Data shown:
○ ○ ○ ○ ○

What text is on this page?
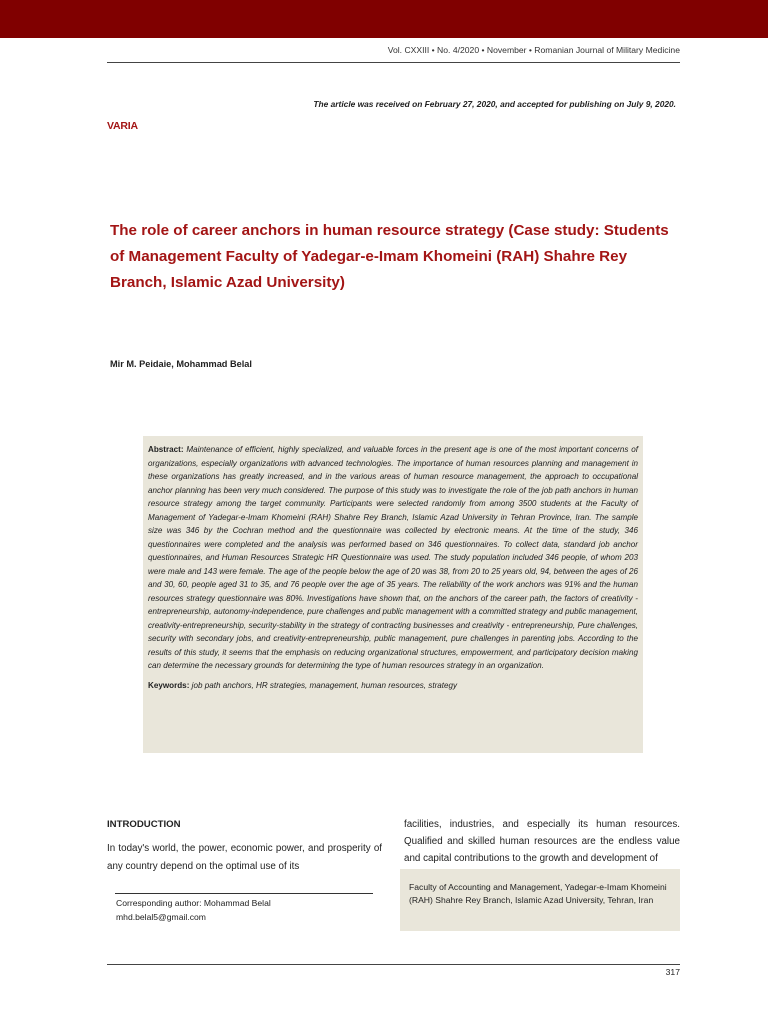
Vol. CXXIII • No. 4/2020 • November • Romanian Journal of Military Medicine
The article was received on February 27, 2020, and accepted for publishing on July 9, 2020.
VARIA
The role of career anchors in human resource strategy (Case study: Students of Management Faculty of Yadegar-e-Imam Khomeini (RAH) Shahre Rey Branch, Islamic Azad University)
Mir M. Peidaie, Mohammad Belal

Abstract: Maintenance of efficient, highly specialized, and valuable forces in the present age is one of the most important concerns of organizations, especially organizations with advanced technologies. The importance of human resources planning and management in these organizations has greatly increased, and in the various areas of human resource management, the approach to occupational anchor planning has been very much considered. The purpose of this study was to investigate the role of the job path anchors in human resource strategy among the target community. Participants were selected randomly from among 3500 students at the Faculty of Management of Yadegar-e-Imam Khomeini (RAH) Shahre Rey Branch, Islamic Azad University in Tehran Province, Iran. The sample size was 346 by the Cochran method and the questionnaire was collected by electronic means. At the time of the study, 346 questionnaires were completed and the analysis was performed based on 346 questionnaires. To collect data, standard job anchor questionnaires, and Human Resources Strategic HR Questionnaire was used. The study population included 346 people, of whom 203 were male and 143 were female. The age of the people below the age of 20 was 38, from 20 to 25 years old, 94, between the ages of 26 and 30, 60, people aged 31 to 35, and 76 people over the age of 35 years. The reliability of the work anchors was 91% and the human resources strategy questionnaire was 80%. Investigations have shown that, on the anchors of the career path, the factors of creativity - entrepreneurship, autonomy-independence, pure challenges and public management with a committed strategy and public management, creativity-entrepreneurship, security-stability in the strategy of contracting businesses and creativity - entrepreneurship, Pure challenges, security with secondary jobs, and creativity-entrepreneurship, public management, pure challenges in parenting jobs. According to the results of this study, it seems that the emphasis on reducing organizational structures, empowerment, and participatory decision making can determine the necessary grounds for determining the type of human resources strategy in an organization.

Keywords: job path anchors, HR strategies, management, human resources, strategy

INTRODUCTION

In today's world, the power, economic power, and prosperity of any country depend on the optimal use of its

facilities, industries, and especially its human resources. Qualified and skilled human resources are the endless value and capital contributions to the growth and development of

Corresponding author: Mohammad Belal
mhd.belal5@gmail.com
Faculty of Accounting and Management, Yadegar-e-Imam Khomeini (RAH) Shahre Rey Branch, Islamic Azad University, Tehran, Iran
317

○ ○ ○ ○ ○

Written exercise:
Show the lines of the material that contain the word "Mohammad".

Response:
Mir M. Peidaie, Mohammad Belal
Corresponding author: Mohammad Belal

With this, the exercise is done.